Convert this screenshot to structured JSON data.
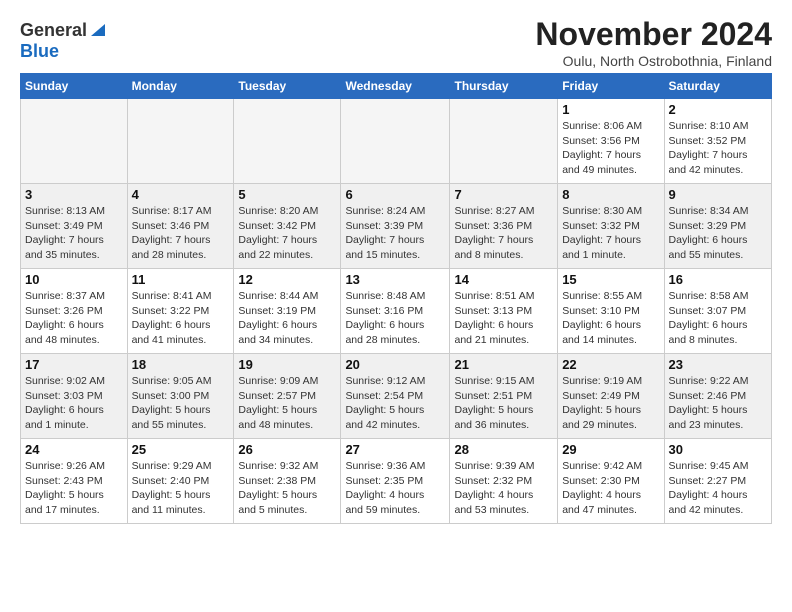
{
  "logo": {
    "general": "General",
    "blue": "Blue"
  },
  "title": "November 2024",
  "location": "Oulu, North Ostrobothnia, Finland",
  "headers": [
    "Sunday",
    "Monday",
    "Tuesday",
    "Wednesday",
    "Thursday",
    "Friday",
    "Saturday"
  ],
  "weeks": [
    [
      {
        "day": "",
        "info": ""
      },
      {
        "day": "",
        "info": ""
      },
      {
        "day": "",
        "info": ""
      },
      {
        "day": "",
        "info": ""
      },
      {
        "day": "",
        "info": ""
      },
      {
        "day": "1",
        "info": "Sunrise: 8:06 AM\nSunset: 3:56 PM\nDaylight: 7 hours\nand 49 minutes."
      },
      {
        "day": "2",
        "info": "Sunrise: 8:10 AM\nSunset: 3:52 PM\nDaylight: 7 hours\nand 42 minutes."
      }
    ],
    [
      {
        "day": "3",
        "info": "Sunrise: 8:13 AM\nSunset: 3:49 PM\nDaylight: 7 hours\nand 35 minutes."
      },
      {
        "day": "4",
        "info": "Sunrise: 8:17 AM\nSunset: 3:46 PM\nDaylight: 7 hours\nand 28 minutes."
      },
      {
        "day": "5",
        "info": "Sunrise: 8:20 AM\nSunset: 3:42 PM\nDaylight: 7 hours\nand 22 minutes."
      },
      {
        "day": "6",
        "info": "Sunrise: 8:24 AM\nSunset: 3:39 PM\nDaylight: 7 hours\nand 15 minutes."
      },
      {
        "day": "7",
        "info": "Sunrise: 8:27 AM\nSunset: 3:36 PM\nDaylight: 7 hours\nand 8 minutes."
      },
      {
        "day": "8",
        "info": "Sunrise: 8:30 AM\nSunset: 3:32 PM\nDaylight: 7 hours\nand 1 minute."
      },
      {
        "day": "9",
        "info": "Sunrise: 8:34 AM\nSunset: 3:29 PM\nDaylight: 6 hours\nand 55 minutes."
      }
    ],
    [
      {
        "day": "10",
        "info": "Sunrise: 8:37 AM\nSunset: 3:26 PM\nDaylight: 6 hours\nand 48 minutes."
      },
      {
        "day": "11",
        "info": "Sunrise: 8:41 AM\nSunset: 3:22 PM\nDaylight: 6 hours\nand 41 minutes."
      },
      {
        "day": "12",
        "info": "Sunrise: 8:44 AM\nSunset: 3:19 PM\nDaylight: 6 hours\nand 34 minutes."
      },
      {
        "day": "13",
        "info": "Sunrise: 8:48 AM\nSunset: 3:16 PM\nDaylight: 6 hours\nand 28 minutes."
      },
      {
        "day": "14",
        "info": "Sunrise: 8:51 AM\nSunset: 3:13 PM\nDaylight: 6 hours\nand 21 minutes."
      },
      {
        "day": "15",
        "info": "Sunrise: 8:55 AM\nSunset: 3:10 PM\nDaylight: 6 hours\nand 14 minutes."
      },
      {
        "day": "16",
        "info": "Sunrise: 8:58 AM\nSunset: 3:07 PM\nDaylight: 6 hours\nand 8 minutes."
      }
    ],
    [
      {
        "day": "17",
        "info": "Sunrise: 9:02 AM\nSunset: 3:03 PM\nDaylight: 6 hours\nand 1 minute."
      },
      {
        "day": "18",
        "info": "Sunrise: 9:05 AM\nSunset: 3:00 PM\nDaylight: 5 hours\nand 55 minutes."
      },
      {
        "day": "19",
        "info": "Sunrise: 9:09 AM\nSunset: 2:57 PM\nDaylight: 5 hours\nand 48 minutes."
      },
      {
        "day": "20",
        "info": "Sunrise: 9:12 AM\nSunset: 2:54 PM\nDaylight: 5 hours\nand 42 minutes."
      },
      {
        "day": "21",
        "info": "Sunrise: 9:15 AM\nSunset: 2:51 PM\nDaylight: 5 hours\nand 36 minutes."
      },
      {
        "day": "22",
        "info": "Sunrise: 9:19 AM\nSunset: 2:49 PM\nDaylight: 5 hours\nand 29 minutes."
      },
      {
        "day": "23",
        "info": "Sunrise: 9:22 AM\nSunset: 2:46 PM\nDaylight: 5 hours\nand 23 minutes."
      }
    ],
    [
      {
        "day": "24",
        "info": "Sunrise: 9:26 AM\nSunset: 2:43 PM\nDaylight: 5 hours\nand 17 minutes."
      },
      {
        "day": "25",
        "info": "Sunrise: 9:29 AM\nSunset: 2:40 PM\nDaylight: 5 hours\nand 11 minutes."
      },
      {
        "day": "26",
        "info": "Sunrise: 9:32 AM\nSunset: 2:38 PM\nDaylight: 5 hours\nand 5 minutes."
      },
      {
        "day": "27",
        "info": "Sunrise: 9:36 AM\nSunset: 2:35 PM\nDaylight: 4 hours\nand 59 minutes."
      },
      {
        "day": "28",
        "info": "Sunrise: 9:39 AM\nSunset: 2:32 PM\nDaylight: 4 hours\nand 53 minutes."
      },
      {
        "day": "29",
        "info": "Sunrise: 9:42 AM\nSunset: 2:30 PM\nDaylight: 4 hours\nand 47 minutes."
      },
      {
        "day": "30",
        "info": "Sunrise: 9:45 AM\nSunset: 2:27 PM\nDaylight: 4 hours\nand 42 minutes."
      }
    ]
  ]
}
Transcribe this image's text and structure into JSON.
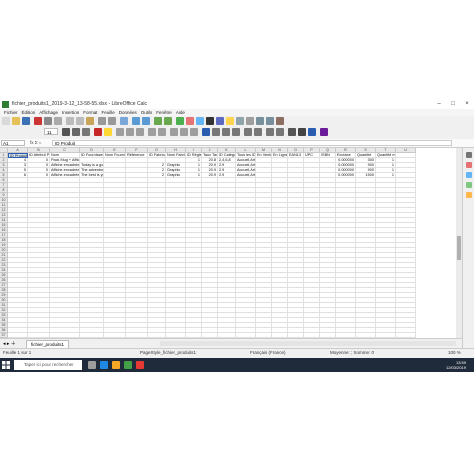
{
  "window": {
    "title": "fichier_produits1_2019-3-12_13-58-55.xlsx - LibreOffice Calc",
    "minimize": "–",
    "maximize": "□",
    "close": "×"
  },
  "menu": [
    "Fichier",
    "Édition",
    "Affichage",
    "Insertion",
    "Format",
    "Feuille",
    "Données",
    "Outils",
    "Fenêtre",
    "Aide"
  ],
  "toolbar": {
    "font_name": "Calibri",
    "font_size": "11"
  },
  "formula_bar": {
    "cell_ref": "A1",
    "fx": "fx Σ =",
    "content": "ID Produit"
  },
  "columns": [
    "A",
    "B",
    "C",
    "D",
    "E",
    "F",
    "G",
    "H",
    "I",
    "J",
    "K",
    "L",
    "M",
    "N",
    "O",
    "P",
    "Q",
    "R",
    "S",
    "T",
    "U"
  ],
  "rows": {
    "header": [
      "ID Produit",
      "ID Attribut Produit",
      "Nom",
      "ID Fournisseur",
      "Nom Fournisseur",
      "Référence",
      "ID Fabricant",
      "Nom Fabricant",
      "ID Règle",
      "Taux Taxe",
      "ID Catégorie",
      "Tous les ID",
      "En Vente",
      "En Ligne",
      "EAN13",
      "UPC",
      "ISBN",
      "Ecotaxe",
      "Quantité",
      "Quantité min"
    ],
    "data": [
      [
        "4",
        "0",
        "Pack Mug + Affiche encadrée",
        "",
        "",
        "",
        "",
        "",
        "1",
        "20.8",
        "2,4,6,8",
        "Accueil,Art",
        "",
        "",
        "",
        "",
        "",
        "0.000000",
        "300",
        "1"
      ],
      [
        "3",
        "0",
        "Affiche encadrée",
        "Today is a good day",
        "",
        "",
        "2",
        "Graphic",
        "1",
        "20.9",
        "2.9",
        "Accueil,Art",
        "",
        "",
        "",
        "",
        "",
        "0.000000",
        "900",
        "1"
      ],
      [
        "5",
        "0",
        "Affiche encadrée",
        "The adventure begins",
        "",
        "",
        "2",
        "Graphic",
        "1",
        "20.9",
        "2.9",
        "Accueil,Art",
        "",
        "",
        "",
        "",
        "",
        "0.000000",
        "900",
        "1"
      ],
      [
        "6",
        "0",
        "Affiche encadrée",
        "The best is yet to come",
        "",
        "",
        "2",
        "Graphic",
        "1",
        "20.9",
        "2.9",
        "Accueil,Art",
        "",
        "",
        "",
        "",
        "",
        "0.000000",
        "1500",
        "1"
      ]
    ],
    "row_numbers": [
      "1",
      "2",
      "3",
      "4",
      "5",
      "6",
      "7",
      "8",
      "9",
      "10",
      "11",
      "12",
      "13",
      "14",
      "15",
      "16",
      "17",
      "18",
      "19",
      "20",
      "21",
      "22",
      "23",
      "24",
      "25",
      "26",
      "27",
      "28",
      "29",
      "30",
      "31",
      "32",
      "33",
      "34",
      "35",
      "36",
      "37"
    ]
  },
  "sheet_tab": "fichier_produits1",
  "status": {
    "sheet": "Feuille 1 sur 1",
    "style": "PageStyle_fichier_produits1",
    "lang": "Français (France)",
    "stats": "Moyenne: ; Somme: 0",
    "zoom": "100 %"
  },
  "taskbar": {
    "search_placeholder": "Taper ici pour rechercher",
    "time": "13:59",
    "date": "12/03/2019"
  },
  "colors": {
    "accent": "#2a5db0",
    "taskbar": "#1f2a3a",
    "calc_green": "#2e7d32"
  }
}
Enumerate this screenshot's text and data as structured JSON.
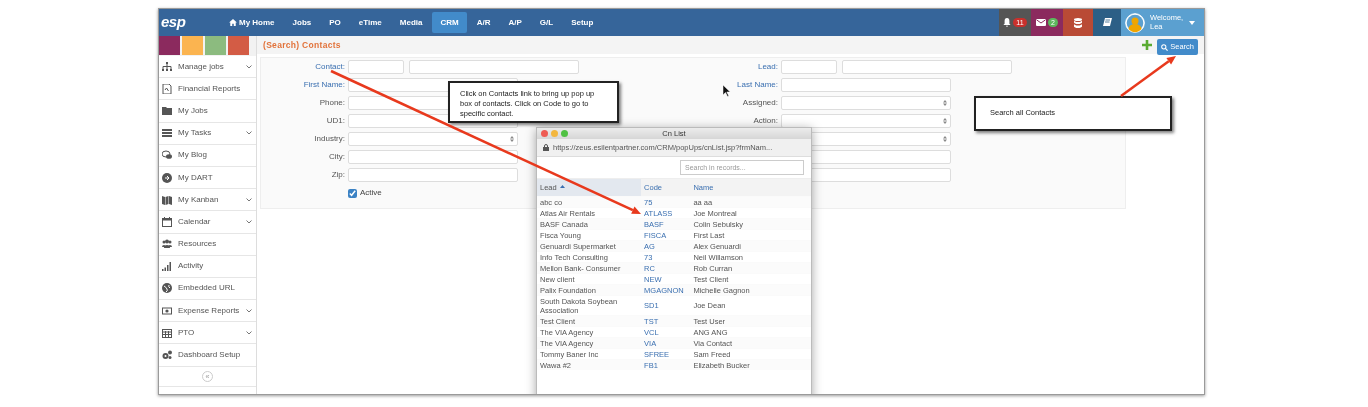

# # # #

▶ _GIVEN EXERCISE_:
Find the word "data" in the records and pull out each line that has it.

▶ _THE COMPLETED TASK_:
Convert this screenshot to structured JSON data.
    "data": [
Enumerate this screenshot's text and data as structured JSON.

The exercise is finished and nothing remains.